# Task to carry out:
Below are some records. Say how many of their lines include the string "Campus", giving only the number.

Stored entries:
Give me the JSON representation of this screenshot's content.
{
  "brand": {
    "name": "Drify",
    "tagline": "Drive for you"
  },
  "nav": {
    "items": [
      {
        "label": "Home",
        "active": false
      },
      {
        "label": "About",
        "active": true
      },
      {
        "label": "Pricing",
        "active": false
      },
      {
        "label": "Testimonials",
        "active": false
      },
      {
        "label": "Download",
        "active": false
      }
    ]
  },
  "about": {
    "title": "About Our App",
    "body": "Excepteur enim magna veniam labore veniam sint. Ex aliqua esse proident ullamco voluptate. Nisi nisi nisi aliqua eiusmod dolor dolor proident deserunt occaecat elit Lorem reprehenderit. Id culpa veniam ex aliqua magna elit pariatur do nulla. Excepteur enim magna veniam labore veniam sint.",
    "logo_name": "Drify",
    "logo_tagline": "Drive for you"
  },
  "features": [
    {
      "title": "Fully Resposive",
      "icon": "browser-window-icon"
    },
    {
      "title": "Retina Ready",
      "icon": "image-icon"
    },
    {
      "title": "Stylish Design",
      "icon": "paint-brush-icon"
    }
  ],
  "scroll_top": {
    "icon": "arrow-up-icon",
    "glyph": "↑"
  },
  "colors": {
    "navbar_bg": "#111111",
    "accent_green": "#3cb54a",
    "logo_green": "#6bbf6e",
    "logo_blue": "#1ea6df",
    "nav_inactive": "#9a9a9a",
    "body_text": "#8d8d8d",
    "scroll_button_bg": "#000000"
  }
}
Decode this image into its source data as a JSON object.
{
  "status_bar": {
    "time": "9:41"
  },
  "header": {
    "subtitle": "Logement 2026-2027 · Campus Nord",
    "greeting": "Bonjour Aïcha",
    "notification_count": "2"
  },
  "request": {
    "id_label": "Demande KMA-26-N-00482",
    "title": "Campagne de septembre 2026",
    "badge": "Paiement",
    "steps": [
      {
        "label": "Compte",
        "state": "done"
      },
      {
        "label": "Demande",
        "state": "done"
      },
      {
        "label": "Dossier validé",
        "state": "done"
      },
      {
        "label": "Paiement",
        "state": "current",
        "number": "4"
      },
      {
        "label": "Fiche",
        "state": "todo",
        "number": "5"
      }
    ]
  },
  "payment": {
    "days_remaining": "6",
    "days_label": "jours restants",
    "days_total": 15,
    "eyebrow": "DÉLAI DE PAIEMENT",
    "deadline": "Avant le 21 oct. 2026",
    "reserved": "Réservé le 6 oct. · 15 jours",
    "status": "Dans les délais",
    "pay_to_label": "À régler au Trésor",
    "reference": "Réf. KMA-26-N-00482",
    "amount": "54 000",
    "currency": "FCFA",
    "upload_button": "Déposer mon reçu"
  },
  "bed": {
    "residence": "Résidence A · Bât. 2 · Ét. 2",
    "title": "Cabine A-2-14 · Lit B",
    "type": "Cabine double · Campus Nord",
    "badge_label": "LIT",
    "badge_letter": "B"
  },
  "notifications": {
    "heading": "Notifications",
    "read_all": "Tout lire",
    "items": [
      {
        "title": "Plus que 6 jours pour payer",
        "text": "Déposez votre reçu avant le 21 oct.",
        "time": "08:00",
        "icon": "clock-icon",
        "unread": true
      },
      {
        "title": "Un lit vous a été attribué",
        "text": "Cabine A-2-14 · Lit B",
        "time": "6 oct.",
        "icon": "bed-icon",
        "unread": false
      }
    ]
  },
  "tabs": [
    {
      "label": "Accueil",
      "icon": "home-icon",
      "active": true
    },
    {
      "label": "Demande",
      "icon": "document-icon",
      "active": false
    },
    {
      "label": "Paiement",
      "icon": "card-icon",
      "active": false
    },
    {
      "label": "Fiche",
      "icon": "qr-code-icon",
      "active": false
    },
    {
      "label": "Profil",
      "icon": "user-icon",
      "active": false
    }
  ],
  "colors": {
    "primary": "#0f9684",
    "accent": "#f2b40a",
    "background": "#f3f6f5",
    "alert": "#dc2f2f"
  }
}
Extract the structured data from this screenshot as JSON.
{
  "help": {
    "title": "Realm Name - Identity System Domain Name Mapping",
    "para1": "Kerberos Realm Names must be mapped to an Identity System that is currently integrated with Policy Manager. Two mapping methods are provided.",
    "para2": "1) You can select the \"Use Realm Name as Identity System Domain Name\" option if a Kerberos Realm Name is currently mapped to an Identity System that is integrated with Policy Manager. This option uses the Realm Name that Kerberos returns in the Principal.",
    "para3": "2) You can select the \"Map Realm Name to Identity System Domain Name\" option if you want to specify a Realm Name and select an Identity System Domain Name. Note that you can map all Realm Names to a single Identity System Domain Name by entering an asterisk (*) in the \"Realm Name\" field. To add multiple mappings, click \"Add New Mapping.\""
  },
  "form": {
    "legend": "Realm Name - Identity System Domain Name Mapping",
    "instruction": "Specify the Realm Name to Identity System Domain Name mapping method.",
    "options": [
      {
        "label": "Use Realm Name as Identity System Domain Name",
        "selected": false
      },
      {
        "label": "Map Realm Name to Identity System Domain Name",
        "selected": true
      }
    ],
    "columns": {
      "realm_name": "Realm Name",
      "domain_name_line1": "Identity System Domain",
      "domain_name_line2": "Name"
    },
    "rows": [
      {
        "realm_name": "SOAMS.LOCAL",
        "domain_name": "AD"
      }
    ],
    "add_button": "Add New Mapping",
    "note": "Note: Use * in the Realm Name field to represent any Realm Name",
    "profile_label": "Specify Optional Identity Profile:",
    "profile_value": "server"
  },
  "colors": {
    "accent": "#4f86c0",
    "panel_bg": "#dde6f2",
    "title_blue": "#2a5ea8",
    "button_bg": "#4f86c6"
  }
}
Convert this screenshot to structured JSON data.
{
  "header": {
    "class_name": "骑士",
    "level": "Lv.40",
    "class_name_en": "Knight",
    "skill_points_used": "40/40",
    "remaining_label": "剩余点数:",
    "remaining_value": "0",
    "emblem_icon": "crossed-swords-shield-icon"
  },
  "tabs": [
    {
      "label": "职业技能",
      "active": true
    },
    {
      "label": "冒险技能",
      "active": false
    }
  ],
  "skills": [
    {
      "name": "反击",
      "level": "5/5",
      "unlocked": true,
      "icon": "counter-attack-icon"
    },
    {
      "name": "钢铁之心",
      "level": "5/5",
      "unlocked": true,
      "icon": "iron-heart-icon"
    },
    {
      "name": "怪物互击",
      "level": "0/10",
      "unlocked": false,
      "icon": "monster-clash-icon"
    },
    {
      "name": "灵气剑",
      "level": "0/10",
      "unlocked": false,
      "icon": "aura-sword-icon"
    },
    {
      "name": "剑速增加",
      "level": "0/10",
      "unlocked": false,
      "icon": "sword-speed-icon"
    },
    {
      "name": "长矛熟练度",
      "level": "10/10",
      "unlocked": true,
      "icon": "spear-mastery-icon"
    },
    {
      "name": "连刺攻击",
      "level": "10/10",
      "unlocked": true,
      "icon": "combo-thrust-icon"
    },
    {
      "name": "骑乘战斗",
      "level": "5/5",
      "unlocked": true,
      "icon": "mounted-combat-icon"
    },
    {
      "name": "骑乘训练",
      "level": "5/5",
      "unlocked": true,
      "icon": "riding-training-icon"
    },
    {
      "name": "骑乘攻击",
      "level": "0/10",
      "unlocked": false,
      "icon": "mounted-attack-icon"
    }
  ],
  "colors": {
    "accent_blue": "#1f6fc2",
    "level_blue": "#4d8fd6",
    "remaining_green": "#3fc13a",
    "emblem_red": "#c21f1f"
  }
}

# Full solution:
2